**Aim of the exercise:** Locate every line below that contains the word "Inzidenz" and copy it.

══════════

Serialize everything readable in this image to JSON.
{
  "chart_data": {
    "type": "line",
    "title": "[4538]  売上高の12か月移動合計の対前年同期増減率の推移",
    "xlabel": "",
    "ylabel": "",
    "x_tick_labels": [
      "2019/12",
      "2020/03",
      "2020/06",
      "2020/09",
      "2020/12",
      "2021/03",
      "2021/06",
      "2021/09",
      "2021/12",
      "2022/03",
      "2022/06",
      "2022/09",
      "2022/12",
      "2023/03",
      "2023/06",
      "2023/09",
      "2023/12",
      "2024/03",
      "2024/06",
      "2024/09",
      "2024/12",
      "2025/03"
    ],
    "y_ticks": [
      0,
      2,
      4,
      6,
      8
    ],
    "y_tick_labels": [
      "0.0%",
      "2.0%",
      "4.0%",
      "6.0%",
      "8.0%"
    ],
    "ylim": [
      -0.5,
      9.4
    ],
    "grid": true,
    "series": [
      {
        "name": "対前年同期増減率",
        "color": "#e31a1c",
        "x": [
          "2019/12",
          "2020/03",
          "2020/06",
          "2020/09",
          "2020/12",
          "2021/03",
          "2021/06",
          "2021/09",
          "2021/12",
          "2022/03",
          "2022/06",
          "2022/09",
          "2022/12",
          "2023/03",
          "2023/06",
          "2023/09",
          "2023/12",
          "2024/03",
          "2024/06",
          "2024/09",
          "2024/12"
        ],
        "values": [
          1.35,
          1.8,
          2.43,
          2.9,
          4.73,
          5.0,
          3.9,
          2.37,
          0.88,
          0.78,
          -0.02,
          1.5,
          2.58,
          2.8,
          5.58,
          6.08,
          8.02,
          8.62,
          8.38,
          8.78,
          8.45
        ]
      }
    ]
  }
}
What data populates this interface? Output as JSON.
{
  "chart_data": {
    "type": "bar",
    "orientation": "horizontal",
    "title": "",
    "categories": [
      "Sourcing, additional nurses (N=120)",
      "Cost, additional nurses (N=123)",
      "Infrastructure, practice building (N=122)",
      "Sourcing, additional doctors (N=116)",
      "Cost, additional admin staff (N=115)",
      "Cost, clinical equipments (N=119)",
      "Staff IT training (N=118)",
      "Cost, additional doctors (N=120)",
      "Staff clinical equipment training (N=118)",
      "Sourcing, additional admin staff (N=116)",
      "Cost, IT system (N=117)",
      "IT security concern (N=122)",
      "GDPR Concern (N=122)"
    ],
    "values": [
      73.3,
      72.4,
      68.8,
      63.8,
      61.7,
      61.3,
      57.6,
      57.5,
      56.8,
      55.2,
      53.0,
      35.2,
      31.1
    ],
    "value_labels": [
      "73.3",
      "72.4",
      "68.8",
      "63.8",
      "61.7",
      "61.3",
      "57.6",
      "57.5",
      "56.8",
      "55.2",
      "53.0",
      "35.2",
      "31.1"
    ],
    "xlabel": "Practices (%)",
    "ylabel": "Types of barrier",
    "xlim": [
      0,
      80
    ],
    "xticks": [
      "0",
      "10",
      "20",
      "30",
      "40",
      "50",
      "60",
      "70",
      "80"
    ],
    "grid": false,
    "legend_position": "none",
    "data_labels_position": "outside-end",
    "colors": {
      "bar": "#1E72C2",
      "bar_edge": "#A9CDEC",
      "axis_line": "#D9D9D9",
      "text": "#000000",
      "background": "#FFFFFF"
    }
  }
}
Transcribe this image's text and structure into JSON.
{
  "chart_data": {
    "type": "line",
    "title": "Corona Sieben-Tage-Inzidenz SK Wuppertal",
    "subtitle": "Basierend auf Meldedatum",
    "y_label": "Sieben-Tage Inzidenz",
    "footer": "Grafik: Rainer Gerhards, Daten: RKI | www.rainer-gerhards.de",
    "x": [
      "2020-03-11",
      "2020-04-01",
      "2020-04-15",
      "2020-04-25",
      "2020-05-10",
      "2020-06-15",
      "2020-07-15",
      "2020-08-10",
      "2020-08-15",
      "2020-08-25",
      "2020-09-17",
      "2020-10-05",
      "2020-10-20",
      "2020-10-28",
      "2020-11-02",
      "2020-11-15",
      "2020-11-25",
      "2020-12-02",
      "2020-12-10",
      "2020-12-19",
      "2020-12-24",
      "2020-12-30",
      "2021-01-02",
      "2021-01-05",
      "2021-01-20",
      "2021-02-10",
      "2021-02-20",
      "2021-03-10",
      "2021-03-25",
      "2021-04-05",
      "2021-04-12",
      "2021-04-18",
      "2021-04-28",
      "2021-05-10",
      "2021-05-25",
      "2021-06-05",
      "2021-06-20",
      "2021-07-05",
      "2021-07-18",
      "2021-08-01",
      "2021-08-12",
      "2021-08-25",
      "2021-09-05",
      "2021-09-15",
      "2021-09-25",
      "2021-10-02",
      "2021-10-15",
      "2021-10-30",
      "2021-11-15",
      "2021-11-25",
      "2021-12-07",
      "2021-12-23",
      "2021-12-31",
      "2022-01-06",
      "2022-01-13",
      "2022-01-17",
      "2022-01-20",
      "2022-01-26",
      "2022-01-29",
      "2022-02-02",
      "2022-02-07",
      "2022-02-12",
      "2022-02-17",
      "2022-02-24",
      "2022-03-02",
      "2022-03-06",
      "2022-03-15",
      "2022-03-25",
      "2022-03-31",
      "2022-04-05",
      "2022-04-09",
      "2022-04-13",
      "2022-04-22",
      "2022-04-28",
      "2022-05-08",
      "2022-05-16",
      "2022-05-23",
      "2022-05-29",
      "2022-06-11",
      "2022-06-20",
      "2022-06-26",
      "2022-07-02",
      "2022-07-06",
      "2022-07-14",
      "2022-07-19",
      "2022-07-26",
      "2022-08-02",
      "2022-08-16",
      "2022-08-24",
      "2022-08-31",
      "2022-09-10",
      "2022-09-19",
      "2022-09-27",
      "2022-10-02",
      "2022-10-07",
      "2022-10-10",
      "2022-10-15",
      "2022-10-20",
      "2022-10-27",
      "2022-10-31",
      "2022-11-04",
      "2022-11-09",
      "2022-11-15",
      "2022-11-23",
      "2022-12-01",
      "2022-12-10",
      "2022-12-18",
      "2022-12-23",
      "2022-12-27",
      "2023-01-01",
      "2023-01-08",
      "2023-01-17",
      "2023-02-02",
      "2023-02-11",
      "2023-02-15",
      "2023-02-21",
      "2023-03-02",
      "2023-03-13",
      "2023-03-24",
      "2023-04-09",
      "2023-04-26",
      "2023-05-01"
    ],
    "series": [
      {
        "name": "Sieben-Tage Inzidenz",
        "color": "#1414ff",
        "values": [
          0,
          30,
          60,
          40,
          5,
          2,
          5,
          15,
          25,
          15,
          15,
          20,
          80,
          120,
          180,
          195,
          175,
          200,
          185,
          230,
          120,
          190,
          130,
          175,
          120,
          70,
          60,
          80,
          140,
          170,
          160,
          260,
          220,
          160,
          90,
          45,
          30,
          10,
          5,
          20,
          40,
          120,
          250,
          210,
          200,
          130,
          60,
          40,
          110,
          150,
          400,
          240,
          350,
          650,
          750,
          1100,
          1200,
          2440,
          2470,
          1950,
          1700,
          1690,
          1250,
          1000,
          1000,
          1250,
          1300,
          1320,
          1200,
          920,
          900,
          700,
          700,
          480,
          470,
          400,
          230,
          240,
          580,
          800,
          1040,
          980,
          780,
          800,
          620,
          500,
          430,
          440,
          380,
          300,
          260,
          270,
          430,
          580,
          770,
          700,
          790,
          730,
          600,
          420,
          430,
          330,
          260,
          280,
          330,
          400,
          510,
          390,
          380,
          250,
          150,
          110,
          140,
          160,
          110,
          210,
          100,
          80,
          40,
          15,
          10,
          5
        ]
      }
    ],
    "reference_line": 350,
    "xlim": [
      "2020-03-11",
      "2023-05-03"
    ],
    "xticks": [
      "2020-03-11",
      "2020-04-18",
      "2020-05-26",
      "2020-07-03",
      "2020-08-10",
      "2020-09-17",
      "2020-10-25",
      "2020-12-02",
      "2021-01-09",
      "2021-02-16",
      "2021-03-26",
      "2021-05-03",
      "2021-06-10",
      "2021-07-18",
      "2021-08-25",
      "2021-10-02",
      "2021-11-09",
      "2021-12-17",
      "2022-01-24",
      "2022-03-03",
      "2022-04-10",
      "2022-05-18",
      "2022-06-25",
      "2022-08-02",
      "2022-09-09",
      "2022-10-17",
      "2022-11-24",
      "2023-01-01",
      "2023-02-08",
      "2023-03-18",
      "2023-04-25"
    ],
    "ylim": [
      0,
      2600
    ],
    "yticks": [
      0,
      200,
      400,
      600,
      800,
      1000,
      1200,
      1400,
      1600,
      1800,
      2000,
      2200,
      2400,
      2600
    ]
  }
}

══════════

**Result:**
    "title": "Corona Sieben-Tage-Inzidenz SK Wuppertal",
    "y_label": "Sieben-Tage Inzidenz",
        "name": "Sieben-Tage Inzidenz",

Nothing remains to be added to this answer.